*Task*
Keep only the lines where "this" appears.

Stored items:
━━━━━━━━━━

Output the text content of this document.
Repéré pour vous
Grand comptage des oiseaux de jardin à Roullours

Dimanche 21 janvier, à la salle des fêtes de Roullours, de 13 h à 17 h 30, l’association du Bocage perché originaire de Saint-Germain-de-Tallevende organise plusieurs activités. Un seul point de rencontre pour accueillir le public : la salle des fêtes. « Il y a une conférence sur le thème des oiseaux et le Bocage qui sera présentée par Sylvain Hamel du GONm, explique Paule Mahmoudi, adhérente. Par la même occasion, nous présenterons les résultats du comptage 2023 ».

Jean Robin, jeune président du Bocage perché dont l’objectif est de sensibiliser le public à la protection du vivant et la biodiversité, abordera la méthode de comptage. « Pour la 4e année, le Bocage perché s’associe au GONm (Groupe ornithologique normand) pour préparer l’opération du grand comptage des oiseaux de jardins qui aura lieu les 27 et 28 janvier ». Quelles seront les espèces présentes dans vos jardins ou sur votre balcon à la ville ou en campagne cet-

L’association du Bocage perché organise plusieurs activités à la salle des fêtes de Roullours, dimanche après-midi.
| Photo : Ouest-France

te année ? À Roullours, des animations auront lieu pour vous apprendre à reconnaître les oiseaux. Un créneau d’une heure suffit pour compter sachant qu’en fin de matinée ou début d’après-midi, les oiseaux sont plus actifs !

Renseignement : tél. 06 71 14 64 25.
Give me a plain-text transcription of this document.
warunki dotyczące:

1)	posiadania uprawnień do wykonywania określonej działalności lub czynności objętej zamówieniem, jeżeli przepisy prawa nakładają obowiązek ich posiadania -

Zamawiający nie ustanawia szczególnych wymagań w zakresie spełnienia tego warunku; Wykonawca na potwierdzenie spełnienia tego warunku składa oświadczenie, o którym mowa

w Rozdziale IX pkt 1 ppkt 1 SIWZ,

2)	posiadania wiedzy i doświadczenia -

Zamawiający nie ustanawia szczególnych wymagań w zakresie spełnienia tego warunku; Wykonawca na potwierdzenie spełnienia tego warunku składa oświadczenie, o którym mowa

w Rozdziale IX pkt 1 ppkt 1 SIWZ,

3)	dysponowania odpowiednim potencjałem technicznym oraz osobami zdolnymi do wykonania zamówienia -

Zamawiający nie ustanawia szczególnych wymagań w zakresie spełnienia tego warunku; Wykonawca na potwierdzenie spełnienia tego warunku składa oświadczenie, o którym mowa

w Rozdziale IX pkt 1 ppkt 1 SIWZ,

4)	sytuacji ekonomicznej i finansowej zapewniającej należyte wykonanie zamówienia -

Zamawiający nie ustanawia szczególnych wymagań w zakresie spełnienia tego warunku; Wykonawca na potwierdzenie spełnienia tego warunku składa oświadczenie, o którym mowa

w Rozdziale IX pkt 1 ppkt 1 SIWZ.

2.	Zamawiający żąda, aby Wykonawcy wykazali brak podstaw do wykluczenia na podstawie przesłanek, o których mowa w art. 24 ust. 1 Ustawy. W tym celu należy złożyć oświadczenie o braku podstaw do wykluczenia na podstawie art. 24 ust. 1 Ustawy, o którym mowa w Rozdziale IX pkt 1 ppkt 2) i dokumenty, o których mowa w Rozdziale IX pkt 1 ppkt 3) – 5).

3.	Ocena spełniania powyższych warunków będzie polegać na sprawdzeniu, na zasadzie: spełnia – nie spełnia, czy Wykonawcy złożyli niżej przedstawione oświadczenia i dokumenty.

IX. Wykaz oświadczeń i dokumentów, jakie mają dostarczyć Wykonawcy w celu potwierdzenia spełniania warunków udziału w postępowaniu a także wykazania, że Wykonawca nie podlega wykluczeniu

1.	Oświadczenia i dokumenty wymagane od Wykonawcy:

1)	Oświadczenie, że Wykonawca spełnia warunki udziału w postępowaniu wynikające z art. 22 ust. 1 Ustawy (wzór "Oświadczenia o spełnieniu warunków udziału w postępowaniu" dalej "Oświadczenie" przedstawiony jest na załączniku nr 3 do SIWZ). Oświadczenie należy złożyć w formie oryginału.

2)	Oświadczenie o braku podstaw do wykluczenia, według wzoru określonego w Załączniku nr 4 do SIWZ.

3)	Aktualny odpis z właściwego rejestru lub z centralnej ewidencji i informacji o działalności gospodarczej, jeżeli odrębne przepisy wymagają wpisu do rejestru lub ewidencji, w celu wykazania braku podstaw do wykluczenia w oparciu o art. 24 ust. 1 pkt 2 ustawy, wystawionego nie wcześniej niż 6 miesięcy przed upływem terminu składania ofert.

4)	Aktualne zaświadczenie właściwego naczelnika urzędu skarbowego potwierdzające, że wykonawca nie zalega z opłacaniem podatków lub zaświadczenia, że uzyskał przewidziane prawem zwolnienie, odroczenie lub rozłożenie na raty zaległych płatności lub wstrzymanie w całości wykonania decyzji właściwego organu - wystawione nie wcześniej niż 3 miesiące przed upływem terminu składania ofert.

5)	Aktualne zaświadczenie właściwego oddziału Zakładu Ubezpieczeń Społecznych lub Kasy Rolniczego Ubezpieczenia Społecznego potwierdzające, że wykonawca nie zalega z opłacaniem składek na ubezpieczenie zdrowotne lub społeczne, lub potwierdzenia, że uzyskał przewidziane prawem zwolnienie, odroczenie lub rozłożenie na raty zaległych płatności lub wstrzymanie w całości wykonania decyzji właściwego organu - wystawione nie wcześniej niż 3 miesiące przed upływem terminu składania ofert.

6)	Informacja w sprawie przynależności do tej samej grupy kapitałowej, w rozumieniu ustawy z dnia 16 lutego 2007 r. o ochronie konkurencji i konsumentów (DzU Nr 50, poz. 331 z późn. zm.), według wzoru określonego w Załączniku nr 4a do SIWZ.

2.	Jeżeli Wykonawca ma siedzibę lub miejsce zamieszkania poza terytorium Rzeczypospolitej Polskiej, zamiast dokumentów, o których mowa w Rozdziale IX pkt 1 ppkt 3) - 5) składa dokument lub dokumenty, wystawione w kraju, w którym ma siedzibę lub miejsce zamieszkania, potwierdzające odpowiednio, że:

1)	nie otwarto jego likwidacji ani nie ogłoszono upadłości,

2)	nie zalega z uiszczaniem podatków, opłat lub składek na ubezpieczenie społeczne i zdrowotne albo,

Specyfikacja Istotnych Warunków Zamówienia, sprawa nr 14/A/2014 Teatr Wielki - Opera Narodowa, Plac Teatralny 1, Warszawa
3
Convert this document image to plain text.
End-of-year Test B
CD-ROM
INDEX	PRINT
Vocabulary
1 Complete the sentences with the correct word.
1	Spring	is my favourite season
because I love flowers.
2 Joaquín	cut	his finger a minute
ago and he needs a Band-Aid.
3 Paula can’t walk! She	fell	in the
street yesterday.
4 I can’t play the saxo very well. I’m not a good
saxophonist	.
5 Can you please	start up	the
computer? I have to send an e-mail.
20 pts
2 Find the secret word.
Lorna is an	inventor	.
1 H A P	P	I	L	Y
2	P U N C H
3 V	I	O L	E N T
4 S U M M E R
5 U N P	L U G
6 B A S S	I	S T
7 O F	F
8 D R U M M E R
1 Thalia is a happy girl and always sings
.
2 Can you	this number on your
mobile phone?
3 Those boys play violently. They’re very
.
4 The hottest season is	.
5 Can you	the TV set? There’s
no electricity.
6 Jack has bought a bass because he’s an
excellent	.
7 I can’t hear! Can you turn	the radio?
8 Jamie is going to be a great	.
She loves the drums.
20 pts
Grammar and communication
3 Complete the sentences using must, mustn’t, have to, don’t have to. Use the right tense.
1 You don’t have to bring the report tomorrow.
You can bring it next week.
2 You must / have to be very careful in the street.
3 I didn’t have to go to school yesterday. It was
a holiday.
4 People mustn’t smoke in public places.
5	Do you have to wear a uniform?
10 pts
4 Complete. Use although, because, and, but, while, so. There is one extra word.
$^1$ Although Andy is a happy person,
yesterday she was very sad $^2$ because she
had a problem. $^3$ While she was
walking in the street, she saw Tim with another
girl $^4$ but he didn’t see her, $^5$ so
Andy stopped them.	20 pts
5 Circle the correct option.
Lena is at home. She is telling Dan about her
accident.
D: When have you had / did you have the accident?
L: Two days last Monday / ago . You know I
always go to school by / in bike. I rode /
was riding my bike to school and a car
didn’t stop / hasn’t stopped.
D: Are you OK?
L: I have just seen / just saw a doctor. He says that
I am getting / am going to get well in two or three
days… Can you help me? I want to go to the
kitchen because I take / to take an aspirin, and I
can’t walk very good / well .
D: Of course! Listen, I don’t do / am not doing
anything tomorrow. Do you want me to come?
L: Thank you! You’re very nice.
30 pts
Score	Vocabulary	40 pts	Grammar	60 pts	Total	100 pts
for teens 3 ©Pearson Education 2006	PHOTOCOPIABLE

━━━━━━━━━━

*Task output*
Output the text content of this document.
Give me a plain-text transcription of this document.
Convert this document image to plain text.
2 Can you	this number on your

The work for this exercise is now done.